Extracted records:
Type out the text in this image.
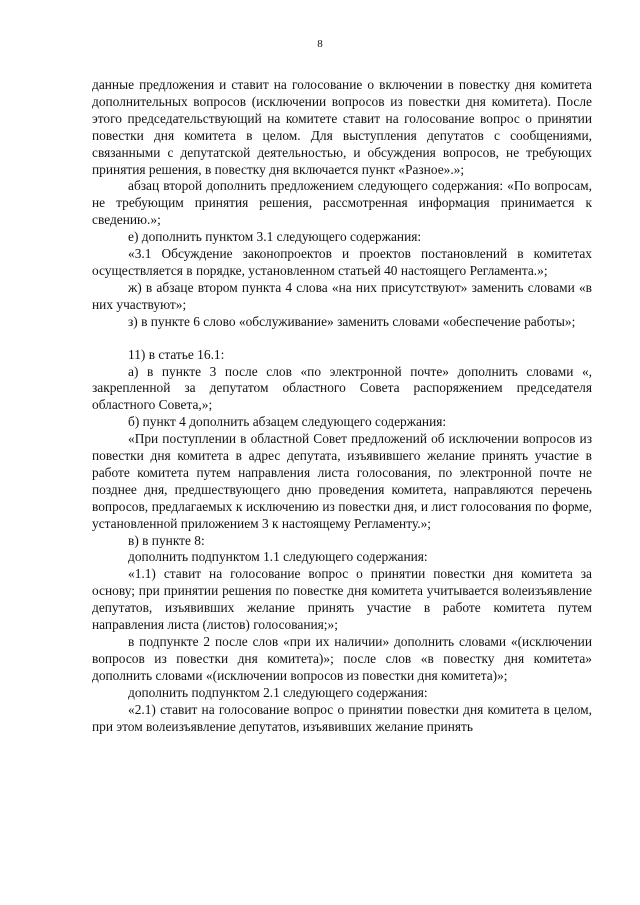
8

данные предложения и ставит на голосование о включении в повестку дня комитета дополнительных вопросов (исключении вопросов из повестки дня комитета). После этого председательствующий на комитете ставит на голосование вопрос о принятии повестки дня комитета в целом. Для выступления депутатов с сообщениями, связанными с депутатской деятельностью, и обсуждения вопросов, не требующих принятия решения, в повестку дня включается пункт «Разное».»;

абзац второй дополнить предложением следующего содержания: «По вопросам, не требующим принятия решения, рассмотренная информация принимается к сведению.»;

е) дополнить пунктом 3.1 следующего содержания:

«3.1 Обсуждение законопроектов и проектов постановлений в комитетах осуществляется в порядке, установленном статьей 40 настоящего Регламента.»;

ж) в абзаце втором пункта 4 слова «на них присутствуют» заменить словами «в них участвуют»;

з) в пункте 6 слово «обслуживание» заменить словами «обеспечение работы»;

11) в статье 16.1:

а) в пункте 3 после слов «по электронной почте» дополнить словами «, закрепленной за депутатом областного Совета распоряжением председателя областного Совета,»;

б) пункт 4 дополнить абзацем следующего содержания:

«При поступлении в областной Совет предложений об исключении вопросов из повестки дня комитета в адрес депутата, изъявившего желание принять участие в работе комитета путем направления листа голосования, по электронной почте не позднее дня, предшествующего дню проведения комитета, направляются перечень вопросов, предлагаемых к исключению из повестки дня, и лист голосования по форме, установленной приложением 3 к настоящему Регламенту.»;

в) в пункте 8:

дополнить подпунктом 1.1 следующего содержания:

«1.1) ставит на голосование вопрос о принятии повестки дня комитета за основу; при принятии решения по повестке дня комитета учитывается волеизъявление депутатов, изъявивших желание принять участие в работе комитета путем направления листа (листов) голосования;»;

в подпункте 2 после слов «при их наличии» дополнить словами «(исключении вопросов из повестки дня комитета)»; после слов «в повестку дня комитета» дополнить словами «(исключении вопросов из повестки дня комитета)»;

дополнить подпунктом 2.1 следующего содержания:

«2.1) ставит на голосование вопрос о принятии повестки дня комитета в целом, при этом волеизъявление депутатов, изъявивших желание принять
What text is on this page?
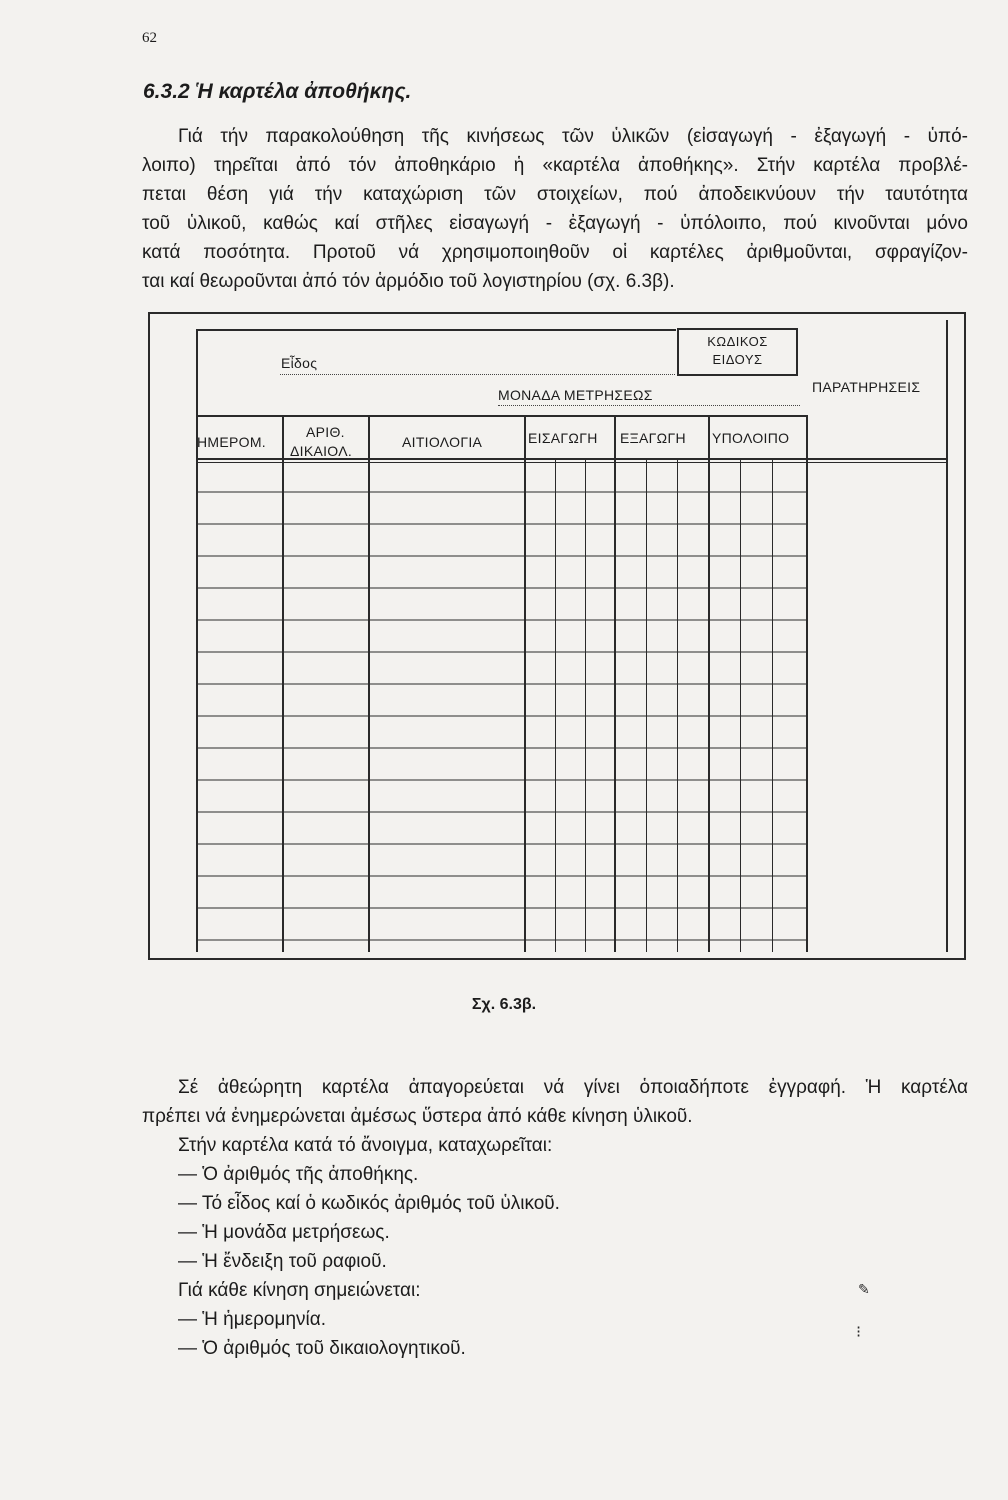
62
6.3.2 Ἡ καρτέλα ἀποθήκης.
Γιά τήν παρακολούθηση τῆς κινήσεως τῶν ὑλικῶν (εἰσαγωγή - ἐξαγωγή - ὑπό-
λοιπο) τηρεῖται ἀπό τόν ἀποθηκάριο ἡ «καρτέλα ἀποθήκης». Στήν καρτέλα προβλέ-
πεται θέση γιά τήν καταχώριση τῶν στοιχείων, πού ἀποδεικνύουν τήν ταυτότητα
τοῦ ὑλικοῦ, καθώς καί στῆλες εἰσαγωγή - ἐξαγωγή - ὑπόλοιπο, πού κινοῦνται μόνο
κατά ποσότητα. Προτοῦ νά χρησιμοποιηθοῦν οἱ καρτέλες ἀριθμοῦνται, σφραγίζον-
ται καί θεωροῦνται ἀπό τόν ἁρμόδιο τοῦ λογιστηρίου (σχ. 6.3β).
Εἶδος
ΚΩΔΙΚΟΣ
ΕΙΔΟΥΣ
ΜΟΝΑΔΑ ΜΕΤΡΗΣΕΩΣ	ΠΑΡΑΤΗΡΗΣΕΙΣ
ΗΜΕΡΟΜ.
ΑΡΙΘ.
ΔΙΚΑΙΟΛ.
ΑΙΤΙΟΛΟΓΙΑ	ΕΙΣΑΓΩΓΗ ΕΞΑΓΩΓΗ ΥΠΟΛΟΙΠΟ
Σχ. 6.3β.
Σέ ἀθεώρητη καρτέλα ἀπαγορεύεται νά γίνει ὁποιαδήποτε ἐγγραφή. Ἡ καρτέλα
πρέπει νά ἐνημερώνεται ἀμέσως ὕστερα ἀπό κάθε κίνηση ὑλικοῦ.
Στήν καρτέλα κατά τό ἄνοιγμα, καταχωρεῖται:
— Ὁ ἀριθμός τῆς ἀποθήκης.
— Τό εἶδος καί ὁ κωδικός ἀριθμός τοῦ ὑλικοῦ.
— Ἡ μονάδα μετρήσεως.
— Ἡ ἔνδειξη τοῦ ραφιοῦ.
Γιά κάθε κίνηση σημειώνεται:
— Ἡ ἡμερομηνία.
— Ὁ ἀριθμός τοῦ δικαιολογητικοῦ.
✎
⁝
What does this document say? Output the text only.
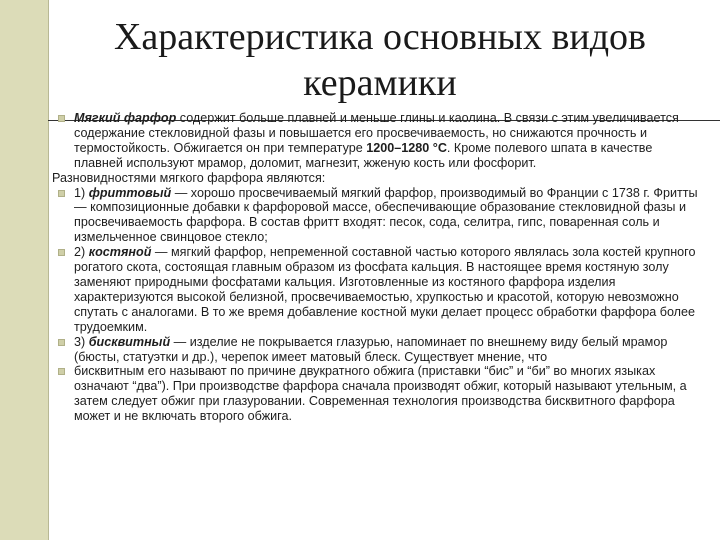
Характеристика основных видов
керамики

Мягкий фарфор содержит больше плавней и меньше глины и каолина. В связи с этим увеличивается содержание стекловидной фазы и повышается его просвечиваемость, но снижаются прочность и термостойкость. Обжигается он при температуре 1200–1280 °С. Кроме полевого шпата в качестве плавней используют мрамор, доломит, магнезит, жженую кость или фосфорит.

Разновидностями мягкого фарфора являются:

1) фриттовый — хорошо просвечиваемый мягкий фарфор, производимый во Франции с 1738 г. Фритты — композиционные добавки к фарфоровой массе, обеспечивающие образование стекловидной фазы и просвечиваемость фарфора. В состав фритт входят: песок, сода, селитра, гипс, поваренная соль и измельченное свинцовое стекло;

2) костяной — мягкий фарфор, непременной составной частью которого являлась зола костей крупного рогатого скота, состоящая главным образом из фосфата кальция. В настоящее время костяную золу заменяют природными фосфатами кальция. Изготовленные из костяного фарфора изделия характеризуются высокой белизной, просвечиваемостью, хрупкостью и красотой, которую невозможно спутать с аналогами. В то же время добавление костной муки делает процесс обработки фарфора более трудоемким.

3) бисквитный — изделие не покрывается глазурью, напоминает по внешнему виду белый мрамор (бюсты, статуэтки и др.), черепок имеет матовый блеск. Существует мнение, что

бисквитным его называют по причине двукратного обжига (приставки “бис” и “би” во многих языках означают “два”). При производстве фарфора сначала производят обжиг, который называют утельным, а затем следует обжиг при глазуровании. Современная технология производства бисквитного фарфора может и не включать второго обжига.
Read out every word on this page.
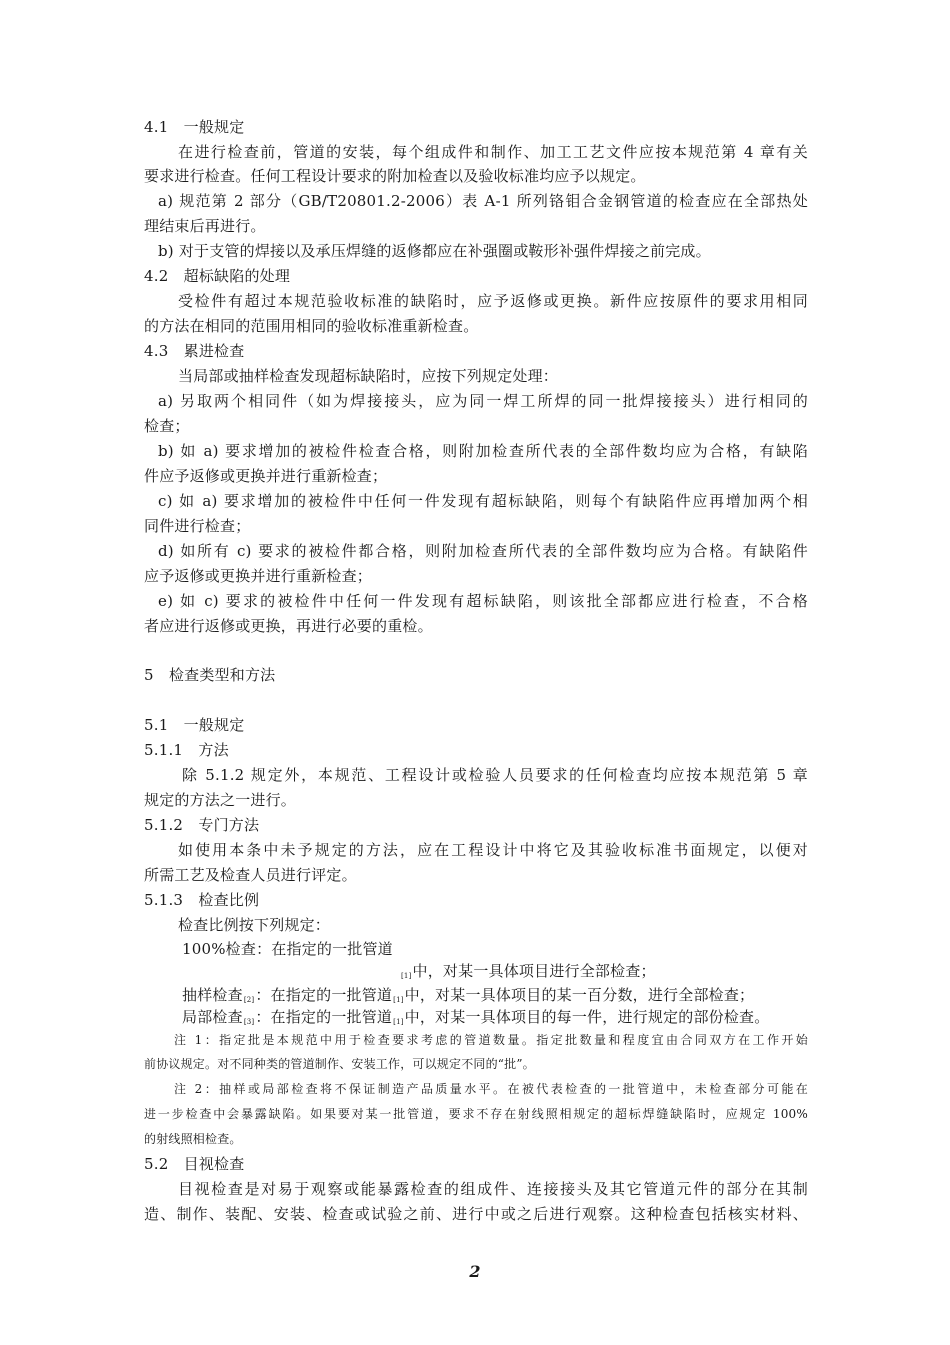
4.1　一般规定
在进行检查前，管道的安装，每个组成件和制作、加工工艺文件应按本规范第 4 章有关
要求进行检查。任何工程设计要求的附加检查以及验收标准均应予以规定。
a) 规范第 2 部分（GB/T20801.2-2006）表 A-1 所列铬钼合金钢管道的检查应在全部热处
理结束后再进行。
b) 对于支管的焊接以及承压焊缝的返修都应在补强圈或鞍形补强件焊接之前完成。
4.2　超标缺陷的处理
受检件有超过本规范验收标准的缺陷时，应予返修或更换。新件应按原件的要求用相同
的方法在相同的范围用相同的验收标准重新检查。
4.3　累进检查
当局部或抽样检查发现超标缺陷时，应按下列规定处理：
a) 另取两个相同件（如为焊接接头，应为同一焊工所焊的同一批焊接接头）进行相同的
检查；
b) 如 a) 要求增加的被检件检查合格，则附加检查所代表的全部件数均应为合格，有缺陷
件应予返修或更换并进行重新检查；
c) 如 a) 要求增加的被检件中任何一件发现有超标缺陷，则每个有缺陷件应再增加两个相
同件进行检查；
d) 如所有 c) 要求的被检件都合格，则附加检查所代表的全部件数均应为合格。有缺陷件
应予返修或更换并进行重新检查；
e) 如 c) 要求的被检件中任何一件发现有超标缺陷，则该批全部都应进行检查，不合格
者应进行返修或更换，再进行必要的重检。
5　检查类型和方法
5.1　一般规定
5.1.1　方法
除 5.1.2 规定外，本规范、工程设计或检验人员要求的任何检查均应按本规范第 5 章
规定的方法之一进行。
5.1.2　专门方法
如使用本条中未予规定的方法，应在工程设计中将它及其验收标准书面规定，以便对
所需工艺及检查人员进行评定。
5.1.3　检查比例
检查比例按下列规定：
100%检查：在指定的一批管道
[1]中，对某一具体项目进行全部检查；
抽样检查[2]：在指定的一批管道[1]中，对某一具体项目的某一百分数，进行全部检查；
局部检查[3]：在指定的一批管道[1]中，对某一具体项目的每一件，进行规定的部份检查。
注 1：指定批是本规范中用于检查要求考虑的管道数量。指定批数量和程度宜由合同双方在工作开始
前协议规定。对不同种类的管道制作、安装工作，可以规定不同的“批”。
注 2：抽样或局部检查将不保证制造产品质量水平。在被代表检查的一批管道中，未检查部分可能在
进一步检查中会暴露缺陷。如果要对某一批管道，要求不存在射线照相规定的超标焊缝缺陷时，应规定 100%
的射线照相检查。
5.2　目视检查
目视检查是对易于观察或能暴露检查的组成件、连接接头及其它管道元件的部分在其制
造、制作、装配、安装、检查或试验之前、进行中或之后进行观察。这种检查包括核实材料、
2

Task: Reply with one number only: the count of lines in the entries that contain "работе".

Exercise solution: 2